**What you should do**
Take the material below and retype it in full; pictures are left out.

**Recorded data**
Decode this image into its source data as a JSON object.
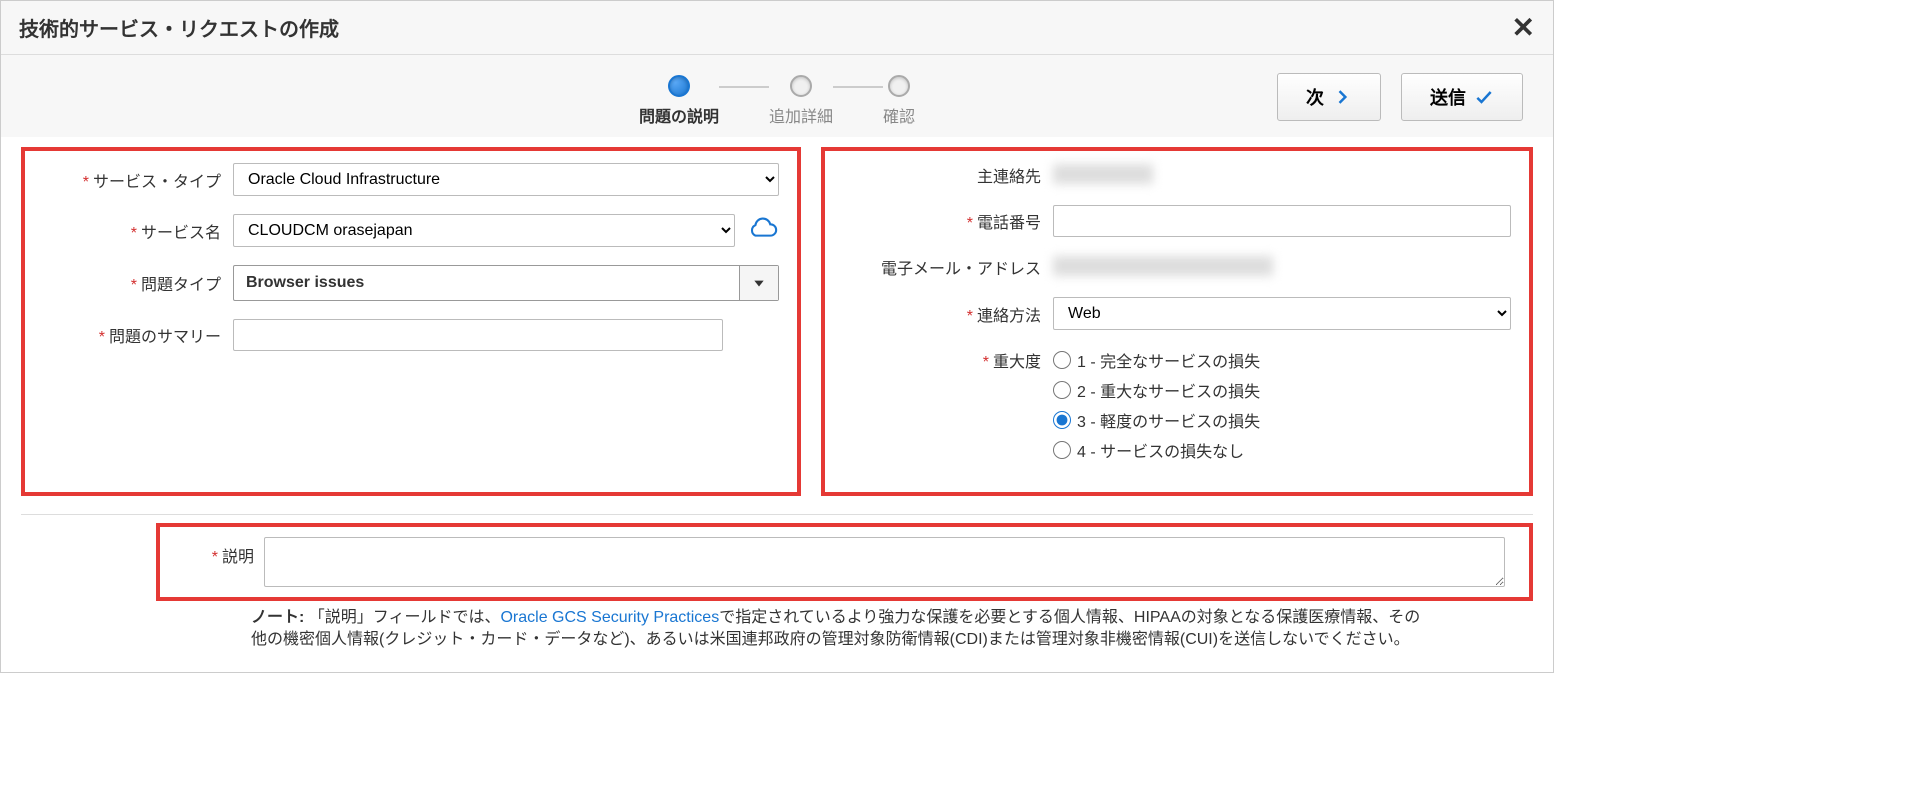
{
  "header": {
    "title": "技術的サービス・リクエストの作成"
  },
  "stepper": {
    "steps": [
      {
        "label": "問題の説明",
        "active": true
      },
      {
        "label": "追加詳細",
        "active": false
      },
      {
        "label": "確認",
        "active": false
      }
    ]
  },
  "actions": {
    "next_label": "次",
    "submit_label": "送信"
  },
  "left": {
    "service_type_label": "サービス・タイプ",
    "service_type_value": "Oracle Cloud Infrastructure",
    "service_name_label": "サービス名",
    "service_name_value": "CLOUDCM orasejapan",
    "problem_type_label": "問題タイプ",
    "problem_type_value": "Browser issues",
    "summary_label": "問題のサマリー",
    "summary_value": ""
  },
  "right": {
    "primary_contact_label": "主連絡先",
    "phone_label": "電話番号",
    "phone_value": "",
    "email_label": "電子メール・アドレス",
    "contact_method_label": "連絡方法",
    "contact_method_value": "Web",
    "severity_label": "重大度",
    "severity_options": [
      {
        "label": "1 - 完全なサービスの損失",
        "value": "1"
      },
      {
        "label": "2 - 重大なサービスの損失",
        "value": "2"
      },
      {
        "label": "3 - 軽度のサービスの損失",
        "value": "3"
      },
      {
        "label": "4 - サービスの損失なし",
        "value": "4"
      }
    ],
    "severity_selected": "3"
  },
  "description": {
    "label": "説明",
    "value": "",
    "note_prefix": "ノート: ",
    "note_text1": "「説明」フィールドでは、",
    "note_link_text": "Oracle GCS Security Practices",
    "note_text2": "で指定されているより強力な保護を必要とする個人情報、HIPAAの対象となる保護医療情報、その他の機密個人情報(クレジット・カード・データなど)、あるいは米国連邦政府の管理対象防衛情報(CDI)または管理対象非機密情報(CUI)を送信しないでください。"
  }
}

**Response for this exercise**
Decode this image into its source data as a JSON object.
{
  "header": {
    "title": "技術的サービス・リクエストの作成"
  },
  "stepper": {
    "steps": [
      {
        "label": "問題の説明",
        "active": true
      },
      {
        "label": "追加詳細",
        "active": false
      },
      {
        "label": "確認",
        "active": false
      }
    ]
  },
  "actions": {
    "next_label": "次",
    "submit_label": "送信"
  },
  "left": {
    "service_type_label": "サービス・タイプ",
    "service_type_value": "Oracle Cloud Infrastructure",
    "service_name_label": "サービス名",
    "service_name_value": "CLOUDCM orasejapan",
    "problem_type_label": "問題タイプ",
    "problem_type_value": "Browser issues",
    "summary_label": "問題のサマリー",
    "summary_value": ""
  },
  "right": {
    "primary_contact_label": "主連絡先",
    "phone_label": "電話番号",
    "phone_value": "",
    "email_label": "電子メール・アドレス",
    "contact_method_label": "連絡方法",
    "contact_method_value": "Web",
    "severity_label": "重大度",
    "severity_options": [
      {
        "label": "1 - 完全なサービスの損失",
        "value": "1"
      },
      {
        "label": "2 - 重大なサービスの損失",
        "value": "2"
      },
      {
        "label": "3 - 軽度のサービスの損失",
        "value": "3"
      },
      {
        "label": "4 - サービスの損失なし",
        "value": "4"
      }
    ],
    "severity_selected": "3"
  },
  "description": {
    "label": "説明",
    "value": "",
    "note_prefix": "ノート: ",
    "note_text1": "「説明」フィールドでは、",
    "note_link_text": "Oracle GCS Security Practices",
    "note_text2": "で指定されているより強力な保護を必要とする個人情報、HIPAAの対象となる保護医療情報、その他の機密個人情報(クレジット・カード・データなど)、あるいは米国連邦政府の管理対象防衛情報(CDI)または管理対象非機密情報(CUI)を送信しないでください。"
  }
}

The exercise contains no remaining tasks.